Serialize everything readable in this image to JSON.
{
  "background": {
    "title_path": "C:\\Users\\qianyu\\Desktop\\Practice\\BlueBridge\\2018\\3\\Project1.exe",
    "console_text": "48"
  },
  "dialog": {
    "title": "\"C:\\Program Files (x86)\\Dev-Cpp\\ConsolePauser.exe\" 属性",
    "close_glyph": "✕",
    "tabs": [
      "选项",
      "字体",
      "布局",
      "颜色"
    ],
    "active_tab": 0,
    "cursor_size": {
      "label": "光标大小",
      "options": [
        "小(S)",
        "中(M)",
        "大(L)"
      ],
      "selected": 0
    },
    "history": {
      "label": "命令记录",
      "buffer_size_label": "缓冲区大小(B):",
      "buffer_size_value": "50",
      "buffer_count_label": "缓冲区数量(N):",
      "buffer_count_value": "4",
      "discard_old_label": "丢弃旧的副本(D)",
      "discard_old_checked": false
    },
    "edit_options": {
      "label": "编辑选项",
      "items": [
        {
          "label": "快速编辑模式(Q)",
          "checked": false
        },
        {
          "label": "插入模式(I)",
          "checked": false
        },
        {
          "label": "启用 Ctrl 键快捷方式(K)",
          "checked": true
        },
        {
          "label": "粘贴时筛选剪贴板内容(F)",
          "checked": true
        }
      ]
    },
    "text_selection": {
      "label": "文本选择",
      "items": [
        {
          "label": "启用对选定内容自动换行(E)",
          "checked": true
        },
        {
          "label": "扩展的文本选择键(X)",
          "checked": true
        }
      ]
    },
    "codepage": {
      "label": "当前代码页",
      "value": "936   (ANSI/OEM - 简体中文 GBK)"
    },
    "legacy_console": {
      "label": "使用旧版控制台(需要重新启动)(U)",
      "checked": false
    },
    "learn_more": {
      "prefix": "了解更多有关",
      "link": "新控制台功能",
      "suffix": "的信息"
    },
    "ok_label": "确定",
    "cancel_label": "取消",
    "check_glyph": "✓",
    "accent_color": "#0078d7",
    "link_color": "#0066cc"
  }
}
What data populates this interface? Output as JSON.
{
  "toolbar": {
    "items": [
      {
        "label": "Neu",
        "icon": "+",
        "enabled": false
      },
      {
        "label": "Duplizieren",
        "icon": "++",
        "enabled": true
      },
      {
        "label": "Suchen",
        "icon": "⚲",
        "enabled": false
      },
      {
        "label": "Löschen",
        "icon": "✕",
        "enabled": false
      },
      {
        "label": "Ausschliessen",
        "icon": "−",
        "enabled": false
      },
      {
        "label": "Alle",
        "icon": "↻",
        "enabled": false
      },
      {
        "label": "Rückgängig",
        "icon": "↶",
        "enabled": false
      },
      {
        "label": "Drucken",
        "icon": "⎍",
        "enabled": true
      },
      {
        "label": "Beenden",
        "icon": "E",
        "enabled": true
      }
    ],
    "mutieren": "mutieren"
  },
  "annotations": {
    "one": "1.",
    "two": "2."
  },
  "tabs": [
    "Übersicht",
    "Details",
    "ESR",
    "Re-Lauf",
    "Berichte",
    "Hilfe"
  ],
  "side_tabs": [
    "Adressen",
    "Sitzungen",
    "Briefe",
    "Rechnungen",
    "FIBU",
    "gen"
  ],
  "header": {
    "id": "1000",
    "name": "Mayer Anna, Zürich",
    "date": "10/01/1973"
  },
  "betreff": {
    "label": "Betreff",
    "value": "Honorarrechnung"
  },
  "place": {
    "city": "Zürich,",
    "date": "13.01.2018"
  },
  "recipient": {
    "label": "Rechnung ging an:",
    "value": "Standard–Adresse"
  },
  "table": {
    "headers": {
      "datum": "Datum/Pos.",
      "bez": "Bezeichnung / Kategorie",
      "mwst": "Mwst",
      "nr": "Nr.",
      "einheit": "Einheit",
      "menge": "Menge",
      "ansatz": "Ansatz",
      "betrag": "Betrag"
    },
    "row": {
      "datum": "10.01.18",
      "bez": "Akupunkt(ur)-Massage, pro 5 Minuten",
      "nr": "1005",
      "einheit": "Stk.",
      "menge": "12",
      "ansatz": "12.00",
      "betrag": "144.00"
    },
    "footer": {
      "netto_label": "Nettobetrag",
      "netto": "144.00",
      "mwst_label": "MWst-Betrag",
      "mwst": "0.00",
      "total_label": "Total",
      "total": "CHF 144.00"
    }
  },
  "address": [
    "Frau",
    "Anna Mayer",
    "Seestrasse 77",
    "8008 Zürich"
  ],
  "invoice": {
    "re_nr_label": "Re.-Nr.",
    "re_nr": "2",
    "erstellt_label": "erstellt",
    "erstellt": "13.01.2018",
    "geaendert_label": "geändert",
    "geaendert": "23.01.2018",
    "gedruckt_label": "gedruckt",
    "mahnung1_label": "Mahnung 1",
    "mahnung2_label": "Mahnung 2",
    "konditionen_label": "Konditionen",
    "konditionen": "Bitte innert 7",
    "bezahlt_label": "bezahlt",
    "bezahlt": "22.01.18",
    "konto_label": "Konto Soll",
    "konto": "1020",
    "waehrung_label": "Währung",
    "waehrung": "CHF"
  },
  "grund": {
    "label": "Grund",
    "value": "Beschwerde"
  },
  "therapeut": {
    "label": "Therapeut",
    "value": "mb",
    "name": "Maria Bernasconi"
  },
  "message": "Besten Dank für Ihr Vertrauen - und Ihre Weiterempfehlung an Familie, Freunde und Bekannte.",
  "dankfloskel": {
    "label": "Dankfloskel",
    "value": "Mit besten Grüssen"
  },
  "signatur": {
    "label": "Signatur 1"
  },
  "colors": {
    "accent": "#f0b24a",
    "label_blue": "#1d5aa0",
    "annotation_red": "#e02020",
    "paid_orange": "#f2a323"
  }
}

────────────────────────────────────────

* **Direction**: Please restate the data word for word, every record included.

* **Solution for this exercise**:
Serialize everything readable in this image to JSON.
{
  "background": {
    "title_path": "C:\\Users\\qianyu\\Desktop\\Practice\\BlueBridge\\2018\\3\\Project1.exe",
    "console_text": "48"
  },
  "dialog": {
    "title": "\"C:\\Program Files (x86)\\Dev-Cpp\\ConsolePauser.exe\" 属性",
    "close_glyph": "✕",
    "tabs": [
      "选项",
      "字体",
      "布局",
      "颜色"
    ],
    "active_tab": 0,
    "cursor_size": {
      "label": "光标大小",
      "options": [
        "小(S)",
        "中(M)",
        "大(L)"
      ],
      "selected": 0
    },
    "history": {
      "label": "命令记录",
      "buffer_size_label": "缓冲区大小(B):",
      "buffer_size_value": "50",
      "buffer_count_label": "缓冲区数量(N):",
      "buffer_count_value": "4",
      "discard_old_label": "丢弃旧的副本(D)",
      "discard_old_checked": false
    },
    "edit_options": {
      "label": "编辑选项",
      "items": [
        {
          "label": "快速编辑模式(Q)",
          "checked": false
        },
        {
          "label": "插入模式(I)",
          "checked": false
        },
        {
          "label": "启用 Ctrl 键快捷方式(K)",
          "checked": true
        },
        {
          "label": "粘贴时筛选剪贴板内容(F)",
          "checked": true
        }
      ]
    },
    "text_selection": {
      "label": "文本选择",
      "items": [
        {
          "label": "启用对选定内容自动换行(E)",
          "checked": true
        },
        {
          "label": "扩展的文本选择键(X)",
          "checked": true
        }
      ]
    },
    "codepage": {
      "label": "当前代码页",
      "value": "936   (ANSI/OEM - 简体中文 GBK)"
    },
    "legacy_console": {
      "label": "使用旧版控制台(需要重新启动)(U)",
      "checked": false
    },
    "learn_more": {
      "prefix": "了解更多有关",
      "link": "新控制台功能",
      "suffix": "的信息"
    },
    "ok_label": "确定",
    "cancel_label": "取消",
    "check_glyph": "✓",
    "accent_color": "#0078d7",
    "link_color": "#0066cc"
  }
}
What data populates this interface? Output as JSON.
{
  "toolbar": {
    "items": [
      {
        "label": "Neu",
        "icon": "+",
        "enabled": false
      },
      {
        "label": "Duplizieren",
        "icon": "++",
        "enabled": true
      },
      {
        "label": "Suchen",
        "icon": "⚲",
        "enabled": false
      },
      {
        "label": "Löschen",
        "icon": "✕",
        "enabled": false
      },
      {
        "label": "Ausschliessen",
        "icon": "−",
        "enabled": false
      },
      {
        "label": "Alle",
        "icon": "↻",
        "enabled": false
      },
      {
        "label": "Rückgängig",
        "icon": "↶",
        "enabled": false
      },
      {
        "label": "Drucken",
        "icon": "⎍",
        "enabled": true
      },
      {
        "label": "Beenden",
        "icon": "E",
        "enabled": true
      }
    ],
    "mutieren": "mutieren"
  },
  "annotations": {
    "one": "1.",
    "two": "2."
  },
  "tabs": [
    "Übersicht",
    "Details",
    "ESR",
    "Re-Lauf",
    "Berichte",
    "Hilfe"
  ],
  "side_tabs": [
    "Adressen",
    "Sitzungen",
    "Briefe",
    "Rechnungen",
    "FIBU",
    "gen"
  ],
  "header": {
    "id": "1000",
    "name": "Mayer Anna, Zürich",
    "date": "10/01/1973"
  },
  "betreff": {
    "label": "Betreff",
    "value": "Honorarrechnung"
  },
  "place": {
    "city": "Zürich,",
    "date": "13.01.2018"
  },
  "recipient": {
    "label": "Rechnung ging an:",
    "value": "Standard–Adresse"
  },
  "table": {
    "headers": {
      "datum": "Datum/Pos.",
      "bez": "Bezeichnung / Kategorie",
      "mwst": "Mwst",
      "nr": "Nr.",
      "einheit": "Einheit",
      "menge": "Menge",
      "ansatz": "Ansatz",
      "betrag": "Betrag"
    },
    "row": {
      "datum": "10.01.18",
      "bez": "Akupunkt(ur)-Massage, pro 5 Minuten",
      "nr": "1005",
      "einheit": "Stk.",
      "menge": "12",
      "ansatz": "12.00",
      "betrag": "144.00"
    },
    "footer": {
      "netto_label": "Nettobetrag",
      "netto": "144.00",
      "mwst_label": "MWst-Betrag",
      "mwst": "0.00",
      "total_label": "Total",
      "total": "CHF 144.00"
    }
  },
  "address": [
    "Frau",
    "Anna Mayer",
    "Seestrasse 77",
    "8008 Zürich"
  ],
  "invoice": {
    "re_nr_label": "Re.-Nr.",
    "re_nr": "2",
    "erstellt_label": "erstellt",
    "erstellt": "13.01.2018",
    "geaendert_label": "geändert",
    "geaendert": "23.01.2018",
    "gedruckt_label": "gedruckt",
    "mahnung1_label": "Mahnung 1",
    "mahnung2_label": "Mahnung 2",
    "konditionen_label": "Konditionen",
    "konditionen": "Bitte innert 7",
    "bezahlt_label": "bezahlt",
    "bezahlt": "22.01.18",
    "konto_label": "Konto Soll",
    "konto": "1020",
    "waehrung_label": "Währung",
    "waehrung": "CHF"
  },
  "grund": {
    "label": "Grund",
    "value": "Beschwerde"
  },
  "therapeut": {
    "label": "Therapeut",
    "value": "mb",
    "name": "Maria Bernasconi"
  },
  "message": "Besten Dank für Ihr Vertrauen - und Ihre Weiterempfehlung an Familie, Freunde und Bekannte.",
  "dankfloskel": {
    "label": "Dankfloskel",
    "value": "Mit besten Grüssen"
  },
  "signatur": {
    "label": "Signatur 1"
  },
  "colors": {
    "accent": "#f0b24a",
    "label_blue": "#1d5aa0",
    "annotation_red": "#e02020",
    "paid_orange": "#f2a323"
  }
}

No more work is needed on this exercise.